[Problem statement] Will you give every entry again exactly as it stands?
-- START Input data --
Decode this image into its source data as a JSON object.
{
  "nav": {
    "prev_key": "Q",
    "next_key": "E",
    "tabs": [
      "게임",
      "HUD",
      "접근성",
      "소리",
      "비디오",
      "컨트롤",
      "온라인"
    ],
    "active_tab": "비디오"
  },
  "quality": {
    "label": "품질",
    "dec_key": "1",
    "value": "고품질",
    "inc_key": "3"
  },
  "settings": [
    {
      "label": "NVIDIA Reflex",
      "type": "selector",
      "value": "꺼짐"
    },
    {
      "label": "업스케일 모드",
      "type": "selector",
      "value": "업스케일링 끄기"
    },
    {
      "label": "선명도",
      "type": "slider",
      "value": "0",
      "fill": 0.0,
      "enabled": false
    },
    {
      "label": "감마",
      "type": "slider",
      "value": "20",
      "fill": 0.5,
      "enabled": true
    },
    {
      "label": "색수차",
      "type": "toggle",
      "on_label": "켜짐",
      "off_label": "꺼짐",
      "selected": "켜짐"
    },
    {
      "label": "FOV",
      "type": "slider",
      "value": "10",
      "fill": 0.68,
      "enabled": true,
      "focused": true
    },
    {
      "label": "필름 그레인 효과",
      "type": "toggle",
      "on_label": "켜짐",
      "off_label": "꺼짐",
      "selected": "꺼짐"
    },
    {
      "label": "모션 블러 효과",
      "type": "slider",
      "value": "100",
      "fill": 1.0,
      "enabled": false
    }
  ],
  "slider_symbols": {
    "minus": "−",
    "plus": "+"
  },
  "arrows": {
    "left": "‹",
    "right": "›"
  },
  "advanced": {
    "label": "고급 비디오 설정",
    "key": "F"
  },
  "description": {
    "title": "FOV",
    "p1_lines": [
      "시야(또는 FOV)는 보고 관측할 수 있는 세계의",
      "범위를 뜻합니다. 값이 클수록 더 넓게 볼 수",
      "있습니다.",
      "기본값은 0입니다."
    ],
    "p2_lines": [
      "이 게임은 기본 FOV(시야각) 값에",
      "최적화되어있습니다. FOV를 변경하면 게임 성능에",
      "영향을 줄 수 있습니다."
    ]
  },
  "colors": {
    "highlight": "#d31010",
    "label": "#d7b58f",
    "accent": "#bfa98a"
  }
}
-- END Input data --
[Correct output]
Decode this image into its source data as a JSON object.
{
  "nav": {
    "prev_key": "Q",
    "next_key": "E",
    "tabs": [
      "게임",
      "HUD",
      "접근성",
      "소리",
      "비디오",
      "컨트롤",
      "온라인"
    ],
    "active_tab": "비디오"
  },
  "quality": {
    "label": "품질",
    "dec_key": "1",
    "value": "고품질",
    "inc_key": "3"
  },
  "settings": [
    {
      "label": "NVIDIA Reflex",
      "type": "selector",
      "value": "꺼짐"
    },
    {
      "label": "업스케일 모드",
      "type": "selector",
      "value": "업스케일링 끄기"
    },
    {
      "label": "선명도",
      "type": "slider",
      "value": "0",
      "fill": 0.0,
      "enabled": false
    },
    {
      "label": "감마",
      "type": "slider",
      "value": "20",
      "fill": 0.5,
      "enabled": true
    },
    {
      "label": "색수차",
      "type": "toggle",
      "on_label": "켜짐",
      "off_label": "꺼짐",
      "selected": "켜짐"
    },
    {
      "label": "FOV",
      "type": "slider",
      "value": "10",
      "fill": 0.68,
      "enabled": true,
      "focused": true
    },
    {
      "label": "필름 그레인 효과",
      "type": "toggle",
      "on_label": "켜짐",
      "off_label": "꺼짐",
      "selected": "꺼짐"
    },
    {
      "label": "모션 블러 효과",
      "type": "slider",
      "value": "100",
      "fill": 1.0,
      "enabled": false
    }
  ],
  "slider_symbols": {
    "minus": "−",
    "plus": "+"
  },
  "arrows": {
    "left": "‹",
    "right": "›"
  },
  "advanced": {
    "label": "고급 비디오 설정",
    "key": "F"
  },
  "description": {
    "title": "FOV",
    "p1_lines": [
      "시야(또는 FOV)는 보고 관측할 수 있는 세계의",
      "범위를 뜻합니다. 값이 클수록 더 넓게 볼 수",
      "있습니다.",
      "기본값은 0입니다."
    ],
    "p2_lines": [
      "이 게임은 기본 FOV(시야각) 값에",
      "최적화되어있습니다. FOV를 변경하면 게임 성능에",
      "영향을 줄 수 있습니다."
    ]
  },
  "colors": {
    "highlight": "#d31010",
    "label": "#d7b58f",
    "accent": "#bfa98a"
  }
}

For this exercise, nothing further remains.